- Set problem: Collect from the data below each line with "xlabel".

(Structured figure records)
^^^^^^^^^^^^^^^^
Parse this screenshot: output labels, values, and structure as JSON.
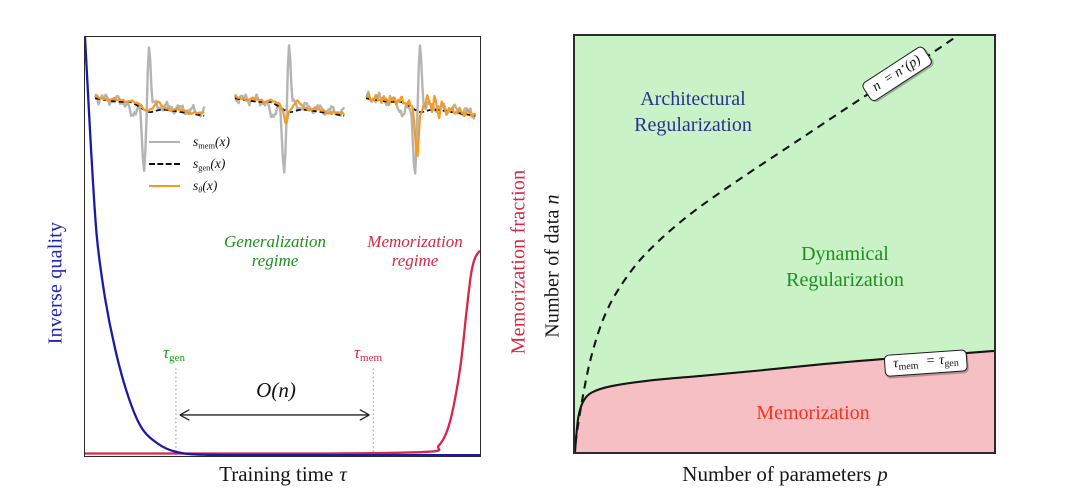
{
  "figure": {
    "left": {
      "ylabel_left": "Inverse quality",
      "ylabel_right": "Memorization fraction",
      "xlabel": {
        "text": "Training time",
        "sym": "τ"
      },
      "regimes": {
        "gen": {
          "line1": "Generalization",
          "line2": "regime"
        },
        "mem": {
          "line1": "Memorization",
          "line2": "regime"
        }
      },
      "tau_gen": {
        "sym": "τ",
        "sub": "gen"
      },
      "tau_mem": {
        "sym": "τ",
        "sub": "mem"
      },
      "gap": {
        "o": "O",
        "open": "(",
        "n": "n",
        "close": ")"
      },
      "legend": [
        {
          "s": "s",
          "sub": "mem",
          "args": "(x)"
        },
        {
          "s": "s",
          "sub": "gen",
          "args": "(x)"
        },
        {
          "s": "s",
          "sub": "θ",
          "args": "(x)"
        }
      ]
    },
    "right": {
      "ylabel": {
        "text": "Number of data",
        "sym": "n"
      },
      "xlabel": {
        "text": "Number of parameters",
        "sym": "p"
      },
      "regions": {
        "arch": {
          "line1": "Architectural",
          "line2": "Regularization"
        },
        "dyn": {
          "line1": "Dynamical",
          "line2": "Regularization"
        },
        "mem": "Memorization"
      },
      "boxes": {
        "n_star": {
          "a": "n",
          "eq": "=",
          "b": "n",
          "sup": "⋆",
          "args": "(p)"
        },
        "tau_eq": {
          "a": "τ",
          "suba": "mem",
          "eq": "=",
          "b": "τ",
          "subb": "gen"
        }
      }
    }
  },
  "colors": {
    "blue_text": "#2222bb",
    "blue_curve": "#1a1aa8",
    "crimson": "#d62846",
    "green_tau": "#1e9b1e",
    "green_regime": "#1d8f1d",
    "red_label": "#f8331d",
    "navy_label": "#28338e",
    "green_bg": "#c9f2c6",
    "pink_bg": "#f6bfc3",
    "gray_wave": "#b4b4b4",
    "orange_wave": "#f59a23",
    "guide": "#9a9a9a",
    "arrow": "#222222",
    "boundary": "#151515"
  },
  "chart_data": [
    {
      "type": "line",
      "panel": "training-dynamics",
      "xlabel": "Training time τ",
      "ylabel_left": "Inverse quality",
      "ylabel_right": "Memorization fraction",
      "x_range_norm": [
        0,
        1
      ],
      "y_range_norm": [
        0,
        1
      ],
      "grid": false,
      "series": [
        {
          "name": "Inverse quality",
          "color_key": "blue_curve",
          "axis": "left",
          "points": [
            [
              0,
              1
            ],
            [
              0.015,
              0.738
            ],
            [
              0.03,
              0.524
            ],
            [
              0.051,
              0.376
            ],
            [
              0.076,
              0.257
            ],
            [
              0.106,
              0.152
            ],
            [
              0.141,
              0.071
            ],
            [
              0.182,
              0.031
            ],
            [
              0.23,
              0.01
            ],
            [
              0.303,
              0.003
            ],
            [
              0.5,
              0.002
            ],
            [
              0.75,
              0.002
            ],
            [
              1,
              0.002
            ]
          ]
        },
        {
          "name": "Memorization fraction",
          "color_key": "crimson",
          "axis": "right",
          "points": [
            [
              0,
              0.006
            ],
            [
              0.3,
              0.006
            ],
            [
              0.6,
              0.006
            ],
            [
              0.868,
              0.01
            ],
            [
              0.895,
              0.024
            ],
            [
              0.916,
              0.058
            ],
            [
              0.933,
              0.118
            ],
            [
              0.951,
              0.218
            ],
            [
              0.965,
              0.338
            ],
            [
              0.977,
              0.432
            ],
            [
              0.987,
              0.472
            ],
            [
              1,
              0.49
            ]
          ]
        }
      ],
      "annotations": {
        "tau_gen_x": 0.23,
        "tau_mem_x": 0.73,
        "guide_top": 0.209,
        "arrow_y": 0.098,
        "gap_label": "O(n)"
      },
      "insets": {
        "x": [
          8,
          148,
          279
        ],
        "y": 4,
        "w": 114,
        "h": 140,
        "spike_x": 52,
        "legend": [
          "s_mem(x)",
          "s_gen(x)",
          "s_theta(x)"
        ],
        "panels": [
          {
            "seed": 11,
            "dip": 0,
            "noise": 2.2,
            "bump": 5
          },
          {
            "seed": 23,
            "dip": 13,
            "noise": 2.4,
            "bump": 6
          },
          {
            "seed": 37,
            "dip": 50,
            "noise": 4.6,
            "bump": 8
          }
        ]
      }
    },
    {
      "type": "area",
      "panel": "phase-diagram",
      "xlabel": "Number of parameters p",
      "ylabel": "Number of data n",
      "regions": [
        {
          "name": "Architectural Regularization",
          "color_key": "green_bg"
        },
        {
          "name": "Dynamical Regularization",
          "color_key": "green_bg"
        },
        {
          "name": "Memorization",
          "color_key": "pink_bg"
        }
      ],
      "boundaries": [
        {
          "name": "n = n⋆(p)",
          "style": "dashed",
          "points": [
            [
              0.001,
              0.02
            ],
            [
              0.014,
              0.107
            ],
            [
              0.038,
              0.226
            ],
            [
              0.073,
              0.333
            ],
            [
              0.121,
              0.417
            ],
            [
              0.18,
              0.488
            ],
            [
              0.274,
              0.571
            ],
            [
              0.392,
              0.655
            ],
            [
              0.534,
              0.75
            ],
            [
              0.676,
              0.845
            ],
            [
              0.818,
              0.936
            ],
            [
              0.912,
              1.0
            ]
          ]
        },
        {
          "name": "τ_mem = τ_gen",
          "style": "solid",
          "points": [
            [
              0,
              0
            ],
            [
              0.004,
              0.05
            ],
            [
              0.009,
              0.09
            ],
            [
              0.02,
              0.122
            ],
            [
              0.04,
              0.143
            ],
            [
              0.085,
              0.158
            ],
            [
              0.18,
              0.172
            ],
            [
              0.3,
              0.183
            ],
            [
              0.44,
              0.196
            ],
            [
              0.6,
              0.212
            ],
            [
              0.77,
              0.226
            ],
            [
              0.91,
              0.236
            ],
            [
              1,
              0.243
            ]
          ]
        }
      ]
    }
  ]
}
^^^^^^^^^^^^^^^^
- Answer to the exercise:
      "xlabel": {
      "xlabel": {
      "xlabel": "Training time τ",
      "xlabel": "Number of parameters p",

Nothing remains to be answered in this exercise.